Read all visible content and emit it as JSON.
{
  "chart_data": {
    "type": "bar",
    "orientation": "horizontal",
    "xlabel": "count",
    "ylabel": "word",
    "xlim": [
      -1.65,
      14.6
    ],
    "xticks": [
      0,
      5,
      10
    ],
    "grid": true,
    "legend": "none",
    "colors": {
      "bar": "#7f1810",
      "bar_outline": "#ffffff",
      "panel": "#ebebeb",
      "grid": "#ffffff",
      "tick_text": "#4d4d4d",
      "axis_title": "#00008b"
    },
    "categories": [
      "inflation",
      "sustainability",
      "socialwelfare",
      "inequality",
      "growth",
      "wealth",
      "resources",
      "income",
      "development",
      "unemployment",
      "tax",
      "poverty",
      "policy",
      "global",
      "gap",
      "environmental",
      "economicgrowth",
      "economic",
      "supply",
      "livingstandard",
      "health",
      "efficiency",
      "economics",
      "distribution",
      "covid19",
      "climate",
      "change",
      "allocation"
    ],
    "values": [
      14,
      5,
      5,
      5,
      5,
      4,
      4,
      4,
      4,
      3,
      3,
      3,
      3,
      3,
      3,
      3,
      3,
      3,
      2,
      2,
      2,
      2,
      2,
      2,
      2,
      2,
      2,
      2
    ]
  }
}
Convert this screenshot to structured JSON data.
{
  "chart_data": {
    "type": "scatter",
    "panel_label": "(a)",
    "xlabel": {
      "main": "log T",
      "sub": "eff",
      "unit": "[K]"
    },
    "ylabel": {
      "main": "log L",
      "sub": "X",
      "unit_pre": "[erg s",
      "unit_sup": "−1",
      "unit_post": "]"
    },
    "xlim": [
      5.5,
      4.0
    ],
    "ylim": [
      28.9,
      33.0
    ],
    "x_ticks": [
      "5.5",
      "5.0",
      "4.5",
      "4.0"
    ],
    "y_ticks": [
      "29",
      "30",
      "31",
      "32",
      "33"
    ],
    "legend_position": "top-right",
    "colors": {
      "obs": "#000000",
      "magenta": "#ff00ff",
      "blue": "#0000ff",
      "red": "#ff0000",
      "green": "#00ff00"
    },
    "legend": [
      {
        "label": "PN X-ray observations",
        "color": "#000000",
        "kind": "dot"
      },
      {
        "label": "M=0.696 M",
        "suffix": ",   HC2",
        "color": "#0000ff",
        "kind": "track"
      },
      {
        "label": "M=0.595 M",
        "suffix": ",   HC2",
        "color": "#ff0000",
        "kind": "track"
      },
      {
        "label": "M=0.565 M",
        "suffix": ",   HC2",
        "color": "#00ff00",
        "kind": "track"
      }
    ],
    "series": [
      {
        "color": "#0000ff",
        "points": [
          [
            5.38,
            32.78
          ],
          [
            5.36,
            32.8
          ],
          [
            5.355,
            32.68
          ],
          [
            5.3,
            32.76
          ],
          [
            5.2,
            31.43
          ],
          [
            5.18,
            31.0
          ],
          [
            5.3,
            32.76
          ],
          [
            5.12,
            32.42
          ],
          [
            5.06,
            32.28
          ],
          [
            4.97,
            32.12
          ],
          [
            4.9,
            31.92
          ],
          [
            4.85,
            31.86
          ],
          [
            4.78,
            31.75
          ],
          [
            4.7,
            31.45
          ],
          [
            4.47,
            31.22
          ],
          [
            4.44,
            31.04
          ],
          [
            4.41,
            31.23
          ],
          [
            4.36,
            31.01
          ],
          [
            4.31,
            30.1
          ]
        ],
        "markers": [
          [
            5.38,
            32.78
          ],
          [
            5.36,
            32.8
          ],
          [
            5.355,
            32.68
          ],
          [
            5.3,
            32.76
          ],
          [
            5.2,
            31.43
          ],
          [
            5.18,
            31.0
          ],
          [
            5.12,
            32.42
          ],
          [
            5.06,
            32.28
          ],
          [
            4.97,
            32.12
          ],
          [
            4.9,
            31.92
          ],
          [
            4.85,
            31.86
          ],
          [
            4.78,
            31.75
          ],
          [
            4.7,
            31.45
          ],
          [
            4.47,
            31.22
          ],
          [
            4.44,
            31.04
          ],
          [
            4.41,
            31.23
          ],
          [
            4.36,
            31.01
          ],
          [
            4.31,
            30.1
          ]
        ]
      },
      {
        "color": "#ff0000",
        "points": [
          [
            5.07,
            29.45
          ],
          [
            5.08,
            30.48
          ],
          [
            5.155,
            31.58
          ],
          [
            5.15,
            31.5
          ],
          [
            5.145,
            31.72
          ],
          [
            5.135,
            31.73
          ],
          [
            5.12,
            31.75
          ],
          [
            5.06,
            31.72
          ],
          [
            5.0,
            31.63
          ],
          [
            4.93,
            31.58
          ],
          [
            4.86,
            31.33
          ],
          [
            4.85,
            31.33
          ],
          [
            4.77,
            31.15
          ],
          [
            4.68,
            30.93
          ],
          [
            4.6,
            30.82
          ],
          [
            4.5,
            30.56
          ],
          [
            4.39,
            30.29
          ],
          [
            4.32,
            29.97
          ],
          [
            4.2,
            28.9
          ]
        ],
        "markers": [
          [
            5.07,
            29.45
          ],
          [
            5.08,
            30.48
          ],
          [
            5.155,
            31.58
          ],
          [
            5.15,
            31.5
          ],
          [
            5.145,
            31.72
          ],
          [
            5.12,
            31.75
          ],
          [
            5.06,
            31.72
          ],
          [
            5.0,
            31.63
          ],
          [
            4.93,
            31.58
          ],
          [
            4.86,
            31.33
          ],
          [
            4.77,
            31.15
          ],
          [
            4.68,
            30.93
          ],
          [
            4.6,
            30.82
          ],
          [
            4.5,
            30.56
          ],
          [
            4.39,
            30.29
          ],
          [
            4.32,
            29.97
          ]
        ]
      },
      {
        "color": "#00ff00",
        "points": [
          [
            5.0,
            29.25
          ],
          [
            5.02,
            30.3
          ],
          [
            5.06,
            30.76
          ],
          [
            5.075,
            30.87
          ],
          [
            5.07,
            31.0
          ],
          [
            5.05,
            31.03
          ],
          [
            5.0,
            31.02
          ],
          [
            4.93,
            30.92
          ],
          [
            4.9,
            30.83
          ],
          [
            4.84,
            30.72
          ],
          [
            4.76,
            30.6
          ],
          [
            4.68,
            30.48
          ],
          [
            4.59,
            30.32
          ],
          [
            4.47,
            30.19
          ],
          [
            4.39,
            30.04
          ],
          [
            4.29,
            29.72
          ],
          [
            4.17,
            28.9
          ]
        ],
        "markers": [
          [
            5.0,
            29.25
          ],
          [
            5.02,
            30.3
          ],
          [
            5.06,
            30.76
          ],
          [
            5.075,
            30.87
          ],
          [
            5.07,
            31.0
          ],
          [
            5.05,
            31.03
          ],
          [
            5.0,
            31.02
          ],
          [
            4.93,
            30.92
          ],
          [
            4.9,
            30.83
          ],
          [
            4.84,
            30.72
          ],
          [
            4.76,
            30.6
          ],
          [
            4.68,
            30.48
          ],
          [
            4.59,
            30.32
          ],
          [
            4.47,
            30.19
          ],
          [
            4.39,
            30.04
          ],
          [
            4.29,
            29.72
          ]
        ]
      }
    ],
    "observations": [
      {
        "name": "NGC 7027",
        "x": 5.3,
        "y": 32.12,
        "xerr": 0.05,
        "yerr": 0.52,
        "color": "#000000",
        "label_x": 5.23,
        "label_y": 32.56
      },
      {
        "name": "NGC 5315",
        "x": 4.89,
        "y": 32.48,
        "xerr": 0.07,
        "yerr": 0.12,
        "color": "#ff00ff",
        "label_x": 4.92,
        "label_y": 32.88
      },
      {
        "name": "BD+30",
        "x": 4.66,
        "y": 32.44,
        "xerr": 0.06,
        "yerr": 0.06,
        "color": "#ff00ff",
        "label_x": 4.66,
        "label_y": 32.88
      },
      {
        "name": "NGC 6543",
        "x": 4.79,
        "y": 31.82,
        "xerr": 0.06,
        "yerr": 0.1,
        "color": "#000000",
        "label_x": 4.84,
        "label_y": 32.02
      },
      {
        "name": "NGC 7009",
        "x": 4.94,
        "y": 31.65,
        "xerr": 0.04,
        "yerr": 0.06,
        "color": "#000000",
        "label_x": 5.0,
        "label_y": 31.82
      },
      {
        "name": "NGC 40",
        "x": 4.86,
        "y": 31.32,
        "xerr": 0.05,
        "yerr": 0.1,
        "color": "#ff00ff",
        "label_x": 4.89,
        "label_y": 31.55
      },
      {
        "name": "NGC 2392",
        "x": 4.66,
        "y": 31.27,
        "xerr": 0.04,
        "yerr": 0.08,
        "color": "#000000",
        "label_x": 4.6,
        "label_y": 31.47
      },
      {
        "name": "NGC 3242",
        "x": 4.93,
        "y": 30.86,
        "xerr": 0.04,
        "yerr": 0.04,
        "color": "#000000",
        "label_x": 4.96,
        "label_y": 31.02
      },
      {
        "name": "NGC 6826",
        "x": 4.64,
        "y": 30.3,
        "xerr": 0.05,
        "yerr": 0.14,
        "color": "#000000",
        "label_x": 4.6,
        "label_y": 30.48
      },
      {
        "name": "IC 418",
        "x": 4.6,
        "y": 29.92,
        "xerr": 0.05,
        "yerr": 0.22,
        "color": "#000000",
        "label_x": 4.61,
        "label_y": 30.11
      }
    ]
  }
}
════════
▸ WORK TO COMPLETE
Show every line of the listing in which the string "JSON" can be found.

▸ WRITTEN ANSWER
Read all visible content and emit it as JSON.
Convert this screenshot to structured JSON data.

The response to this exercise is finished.